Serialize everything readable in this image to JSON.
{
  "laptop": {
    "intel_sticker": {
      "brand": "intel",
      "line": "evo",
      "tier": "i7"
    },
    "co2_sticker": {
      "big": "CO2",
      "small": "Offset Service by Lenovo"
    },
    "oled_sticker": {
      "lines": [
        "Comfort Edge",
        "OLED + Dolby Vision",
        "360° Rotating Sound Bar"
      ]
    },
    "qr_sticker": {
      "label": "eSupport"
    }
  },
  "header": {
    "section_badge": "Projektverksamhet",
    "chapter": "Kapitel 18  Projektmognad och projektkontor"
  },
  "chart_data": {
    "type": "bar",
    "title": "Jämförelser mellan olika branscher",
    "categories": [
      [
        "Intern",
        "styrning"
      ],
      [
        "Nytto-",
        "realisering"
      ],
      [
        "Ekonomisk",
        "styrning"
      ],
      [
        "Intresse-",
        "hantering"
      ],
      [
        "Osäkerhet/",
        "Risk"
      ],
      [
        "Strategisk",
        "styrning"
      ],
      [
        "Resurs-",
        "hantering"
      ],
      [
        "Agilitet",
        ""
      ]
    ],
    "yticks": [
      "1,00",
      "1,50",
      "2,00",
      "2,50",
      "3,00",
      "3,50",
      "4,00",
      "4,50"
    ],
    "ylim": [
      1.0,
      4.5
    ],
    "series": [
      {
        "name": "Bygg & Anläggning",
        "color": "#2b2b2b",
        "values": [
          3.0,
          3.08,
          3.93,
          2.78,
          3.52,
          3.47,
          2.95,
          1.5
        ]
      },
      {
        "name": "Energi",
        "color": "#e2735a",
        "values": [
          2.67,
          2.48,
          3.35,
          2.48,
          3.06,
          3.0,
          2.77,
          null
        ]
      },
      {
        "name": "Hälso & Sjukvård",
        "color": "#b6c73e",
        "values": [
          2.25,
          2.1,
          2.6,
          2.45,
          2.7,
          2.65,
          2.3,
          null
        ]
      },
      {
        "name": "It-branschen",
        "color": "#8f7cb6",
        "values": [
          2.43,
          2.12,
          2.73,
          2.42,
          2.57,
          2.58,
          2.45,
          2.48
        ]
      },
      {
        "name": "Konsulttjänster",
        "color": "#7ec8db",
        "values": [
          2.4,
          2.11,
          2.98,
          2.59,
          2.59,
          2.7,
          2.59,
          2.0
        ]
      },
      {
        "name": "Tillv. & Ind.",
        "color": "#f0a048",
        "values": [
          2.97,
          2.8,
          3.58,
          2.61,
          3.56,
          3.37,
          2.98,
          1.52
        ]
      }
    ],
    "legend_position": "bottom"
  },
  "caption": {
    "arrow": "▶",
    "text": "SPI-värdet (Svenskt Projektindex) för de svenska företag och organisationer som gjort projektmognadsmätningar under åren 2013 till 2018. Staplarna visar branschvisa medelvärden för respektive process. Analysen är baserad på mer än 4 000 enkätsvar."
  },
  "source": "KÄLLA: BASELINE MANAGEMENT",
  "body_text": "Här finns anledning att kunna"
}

----

Task brief :: Please return the data above exactly as given.

Solution to the problem ::
Serialize everything readable in this image to JSON.
{
  "laptop": {
    "intel_sticker": {
      "brand": "intel",
      "line": "evo",
      "tier": "i7"
    },
    "co2_sticker": {
      "big": "CO2",
      "small": "Offset Service by Lenovo"
    },
    "oled_sticker": {
      "lines": [
        "Comfort Edge",
        "OLED + Dolby Vision",
        "360° Rotating Sound Bar"
      ]
    },
    "qr_sticker": {
      "label": "eSupport"
    }
  },
  "header": {
    "section_badge": "Projektverksamhet",
    "chapter": "Kapitel 18  Projektmognad och projektkontor"
  },
  "chart_data": {
    "type": "bar",
    "title": "Jämförelser mellan olika branscher",
    "categories": [
      [
        "Intern",
        "styrning"
      ],
      [
        "Nytto-",
        "realisering"
      ],
      [
        "Ekonomisk",
        "styrning"
      ],
      [
        "Intresse-",
        "hantering"
      ],
      [
        "Osäkerhet/",
        "Risk"
      ],
      [
        "Strategisk",
        "styrning"
      ],
      [
        "Resurs-",
        "hantering"
      ],
      [
        "Agilitet",
        ""
      ]
    ],
    "yticks": [
      "1,00",
      "1,50",
      "2,00",
      "2,50",
      "3,00",
      "3,50",
      "4,00",
      "4,50"
    ],
    "ylim": [
      1.0,
      4.5
    ],
    "series": [
      {
        "name": "Bygg & Anläggning",
        "color": "#2b2b2b",
        "values": [
          3.0,
          3.08,
          3.93,
          2.78,
          3.52,
          3.47,
          2.95,
          1.5
        ]
      },
      {
        "name": "Energi",
        "color": "#e2735a",
        "values": [
          2.67,
          2.48,
          3.35,
          2.48,
          3.06,
          3.0,
          2.77,
          null
        ]
      },
      {
        "name": "Hälso & Sjukvård",
        "color": "#b6c73e",
        "values": [
          2.25,
          2.1,
          2.6,
          2.45,
          2.7,
          2.65,
          2.3,
          null
        ]
      },
      {
        "name": "It-branschen",
        "color": "#8f7cb6",
        "values": [
          2.43,
          2.12,
          2.73,
          2.42,
          2.57,
          2.58,
          2.45,
          2.48
        ]
      },
      {
        "name": "Konsulttjänster",
        "color": "#7ec8db",
        "values": [
          2.4,
          2.11,
          2.98,
          2.59,
          2.59,
          2.7,
          2.59,
          2.0
        ]
      },
      {
        "name": "Tillv. & Ind.",
        "color": "#f0a048",
        "values": [
          2.97,
          2.8,
          3.58,
          2.61,
          3.56,
          3.37,
          2.98,
          1.52
        ]
      }
    ],
    "legend_position": "bottom"
  },
  "caption": {
    "arrow": "▶",
    "text": "SPI-värdet (Svenskt Projektindex) för de svenska företag och organisationer som gjort projektmognadsmätningar under åren 2013 till 2018. Staplarna visar branschvisa medelvärden för respektive process. Analysen är baserad på mer än 4 000 enkätsvar."
  },
  "source": "KÄLLA: BASELINE MANAGEMENT",
  "body_text": "Här finns anledning att kunna"
}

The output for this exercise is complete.